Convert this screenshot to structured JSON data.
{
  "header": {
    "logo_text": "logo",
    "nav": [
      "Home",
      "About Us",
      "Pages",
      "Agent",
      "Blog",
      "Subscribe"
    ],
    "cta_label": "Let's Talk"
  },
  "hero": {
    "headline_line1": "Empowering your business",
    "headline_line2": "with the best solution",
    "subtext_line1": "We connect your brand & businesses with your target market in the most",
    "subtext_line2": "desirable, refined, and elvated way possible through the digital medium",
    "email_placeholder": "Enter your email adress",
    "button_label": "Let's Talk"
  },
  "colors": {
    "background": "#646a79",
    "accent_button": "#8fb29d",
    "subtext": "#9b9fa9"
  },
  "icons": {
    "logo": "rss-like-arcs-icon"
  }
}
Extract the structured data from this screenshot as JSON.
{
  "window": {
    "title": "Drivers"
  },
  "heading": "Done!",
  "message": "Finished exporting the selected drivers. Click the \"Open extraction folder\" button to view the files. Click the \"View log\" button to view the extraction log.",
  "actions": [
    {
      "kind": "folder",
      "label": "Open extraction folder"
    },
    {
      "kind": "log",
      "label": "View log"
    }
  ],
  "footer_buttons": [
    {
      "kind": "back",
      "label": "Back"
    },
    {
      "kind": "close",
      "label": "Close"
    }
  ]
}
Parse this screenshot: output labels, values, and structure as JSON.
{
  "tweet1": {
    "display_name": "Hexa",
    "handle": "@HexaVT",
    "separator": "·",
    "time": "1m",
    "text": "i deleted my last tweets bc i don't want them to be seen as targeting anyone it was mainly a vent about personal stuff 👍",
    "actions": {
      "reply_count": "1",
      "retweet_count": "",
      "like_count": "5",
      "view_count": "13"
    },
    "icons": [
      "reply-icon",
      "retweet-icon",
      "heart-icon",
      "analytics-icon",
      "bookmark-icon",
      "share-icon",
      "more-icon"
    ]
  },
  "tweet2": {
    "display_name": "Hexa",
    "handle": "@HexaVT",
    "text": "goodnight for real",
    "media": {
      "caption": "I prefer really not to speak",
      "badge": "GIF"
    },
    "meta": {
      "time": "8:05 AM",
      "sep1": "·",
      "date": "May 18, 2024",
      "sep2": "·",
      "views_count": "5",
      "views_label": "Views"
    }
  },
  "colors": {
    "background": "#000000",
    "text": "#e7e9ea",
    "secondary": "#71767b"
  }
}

> [EXERCISE]: Give only the number of lines in the data that hold the string "extraction".

> [TASK OUTPUT]: 2